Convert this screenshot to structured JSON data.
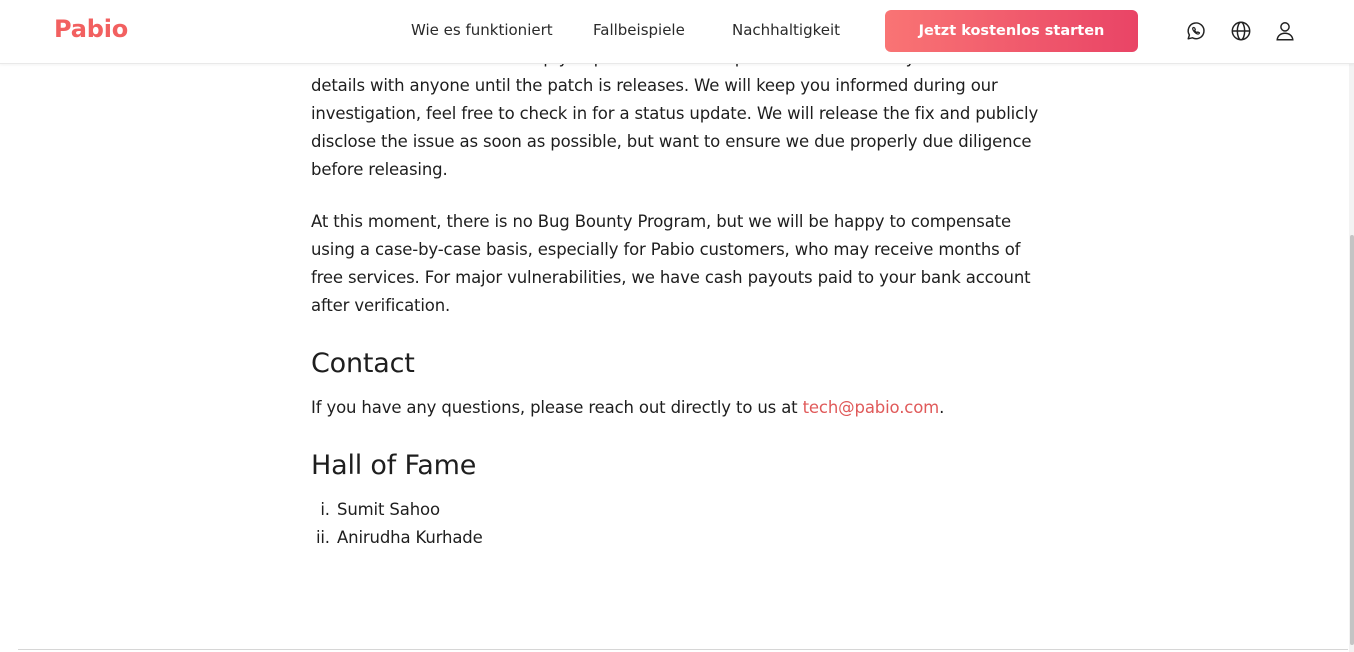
{
  "brand": {
    "logo_text": "Pabio",
    "accent_color": "#f26060"
  },
  "nav": {
    "links": [
      {
        "label": "Wie es funktioniert"
      },
      {
        "label": "Fallbeispiele"
      },
      {
        "label": "Nachhaltigkeit"
      }
    ],
    "cta_label": "Jetzt kostenlos starten",
    "icons": [
      "whatsapp-icon",
      "globe-icon",
      "user-icon"
    ]
  },
  "article": {
    "partial_line": "We'll do it ourselves and keep you posted when the patch is live. We ask you to not share",
    "paragraph_1": "details with anyone until the patch is releases. We will keep you informed during our investigation, feel free to check in for a status update. We will release the fix and publicly disclose the issue as soon as possible, but want to ensure we due properly due diligence before releasing.",
    "paragraph_2": "At this moment, there is no Bug Bounty Program, but we will be happy to compensate using a case-by-case basis, especially for Pabio customers, who may receive months of free services. For major vulnerabilities, we have cash payouts paid to your bank account after verification.",
    "contact_heading": "Contact",
    "contact_text": "If you have any questions, please reach out directly to us at ",
    "contact_email": "tech@pabio.com",
    "contact_end": ".",
    "hall_heading": "Hall of Fame",
    "hall_of_fame": [
      "Sumit Sahoo",
      "Anirudha Kurhade"
    ]
  }
}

Exercise task: Quote every record above exactly, omitting any pictures they contain.

Solution to this problem:
Convert this screenshot to structured JSON data.
{
  "brand": {
    "logo_text": "Pabio",
    "accent_color": "#f26060"
  },
  "nav": {
    "links": [
      {
        "label": "Wie es funktioniert"
      },
      {
        "label": "Fallbeispiele"
      },
      {
        "label": "Nachhaltigkeit"
      }
    ],
    "cta_label": "Jetzt kostenlos starten",
    "icons": [
      "whatsapp-icon",
      "globe-icon",
      "user-icon"
    ]
  },
  "article": {
    "partial_line": "We'll do it ourselves and keep you posted when the patch is live. We ask you to not share",
    "paragraph_1": "details with anyone until the patch is releases. We will keep you informed during our investigation, feel free to check in for a status update. We will release the fix and publicly disclose the issue as soon as possible, but want to ensure we due properly due diligence before releasing.",
    "paragraph_2": "At this moment, there is no Bug Bounty Program, but we will be happy to compensate using a case-by-case basis, especially for Pabio customers, who may receive months of free services. For major vulnerabilities, we have cash payouts paid to your bank account after verification.",
    "contact_heading": "Contact",
    "contact_text": "If you have any questions, please reach out directly to us at ",
    "contact_email": "tech@pabio.com",
    "contact_end": ".",
    "hall_heading": "Hall of Fame",
    "hall_of_fame": [
      "Sumit Sahoo",
      "Anirudha Kurhade"
    ]
  }
}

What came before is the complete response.